[Task objective]: Filter these entries, keeping only lines that hold the word "Umland".
━━ Record excerpts
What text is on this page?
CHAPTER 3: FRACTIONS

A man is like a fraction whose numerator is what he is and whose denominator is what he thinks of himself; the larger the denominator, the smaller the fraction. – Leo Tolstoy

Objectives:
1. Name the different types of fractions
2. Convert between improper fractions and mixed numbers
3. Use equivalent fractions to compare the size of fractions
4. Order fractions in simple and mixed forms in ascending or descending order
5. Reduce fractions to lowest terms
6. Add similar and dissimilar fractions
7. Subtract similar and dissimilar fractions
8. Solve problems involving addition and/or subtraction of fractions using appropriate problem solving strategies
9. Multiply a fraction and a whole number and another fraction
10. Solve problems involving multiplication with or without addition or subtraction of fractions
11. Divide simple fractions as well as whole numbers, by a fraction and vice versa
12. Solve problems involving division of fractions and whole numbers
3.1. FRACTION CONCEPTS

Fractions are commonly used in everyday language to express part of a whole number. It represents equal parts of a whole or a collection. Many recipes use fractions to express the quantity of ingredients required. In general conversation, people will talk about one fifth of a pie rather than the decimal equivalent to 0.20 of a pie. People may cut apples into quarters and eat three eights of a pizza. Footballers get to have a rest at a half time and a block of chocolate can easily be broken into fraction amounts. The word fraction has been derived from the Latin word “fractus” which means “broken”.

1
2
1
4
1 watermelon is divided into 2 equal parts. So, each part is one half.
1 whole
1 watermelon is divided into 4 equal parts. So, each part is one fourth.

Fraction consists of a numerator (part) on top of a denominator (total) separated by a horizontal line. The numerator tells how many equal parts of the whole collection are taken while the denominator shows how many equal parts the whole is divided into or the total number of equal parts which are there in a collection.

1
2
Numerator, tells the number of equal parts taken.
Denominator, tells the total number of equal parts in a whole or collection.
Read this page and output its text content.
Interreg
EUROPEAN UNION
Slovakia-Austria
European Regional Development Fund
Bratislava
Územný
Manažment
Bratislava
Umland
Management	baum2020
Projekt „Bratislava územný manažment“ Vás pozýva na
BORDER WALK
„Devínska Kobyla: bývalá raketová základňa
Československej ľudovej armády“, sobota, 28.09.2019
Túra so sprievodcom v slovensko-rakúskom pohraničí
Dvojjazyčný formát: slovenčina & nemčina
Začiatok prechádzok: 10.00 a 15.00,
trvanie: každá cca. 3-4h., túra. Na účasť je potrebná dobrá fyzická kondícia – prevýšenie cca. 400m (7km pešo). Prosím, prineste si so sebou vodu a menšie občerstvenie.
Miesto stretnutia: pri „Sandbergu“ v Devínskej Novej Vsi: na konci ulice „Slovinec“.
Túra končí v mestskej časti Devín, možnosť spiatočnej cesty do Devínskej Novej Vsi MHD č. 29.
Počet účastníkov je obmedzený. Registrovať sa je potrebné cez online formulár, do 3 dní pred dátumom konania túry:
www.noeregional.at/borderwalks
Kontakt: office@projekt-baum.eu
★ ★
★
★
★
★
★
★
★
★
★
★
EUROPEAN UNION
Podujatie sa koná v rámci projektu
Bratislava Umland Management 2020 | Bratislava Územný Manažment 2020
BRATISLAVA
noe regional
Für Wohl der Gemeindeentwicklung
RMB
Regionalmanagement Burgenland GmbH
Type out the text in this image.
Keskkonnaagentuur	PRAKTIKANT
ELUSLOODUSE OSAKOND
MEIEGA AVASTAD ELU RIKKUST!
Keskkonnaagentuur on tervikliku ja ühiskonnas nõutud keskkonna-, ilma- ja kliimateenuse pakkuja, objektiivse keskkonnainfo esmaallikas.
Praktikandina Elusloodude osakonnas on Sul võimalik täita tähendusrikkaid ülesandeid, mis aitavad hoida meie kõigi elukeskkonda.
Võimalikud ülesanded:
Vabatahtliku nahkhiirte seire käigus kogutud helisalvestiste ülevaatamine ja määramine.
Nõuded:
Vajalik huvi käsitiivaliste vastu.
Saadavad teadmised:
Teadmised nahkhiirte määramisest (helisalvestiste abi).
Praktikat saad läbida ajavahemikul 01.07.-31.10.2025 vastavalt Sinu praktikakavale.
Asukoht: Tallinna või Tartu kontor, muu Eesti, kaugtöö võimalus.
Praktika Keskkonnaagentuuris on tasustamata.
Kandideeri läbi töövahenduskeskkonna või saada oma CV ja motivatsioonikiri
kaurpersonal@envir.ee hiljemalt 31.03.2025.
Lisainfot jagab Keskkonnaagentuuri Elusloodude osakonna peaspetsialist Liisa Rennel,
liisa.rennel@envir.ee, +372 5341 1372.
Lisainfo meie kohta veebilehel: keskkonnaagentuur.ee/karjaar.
━━━━
[Result of the task]:
Umland
Bratislava Umland Management 2020 | Bratislava Územný Manažment 2020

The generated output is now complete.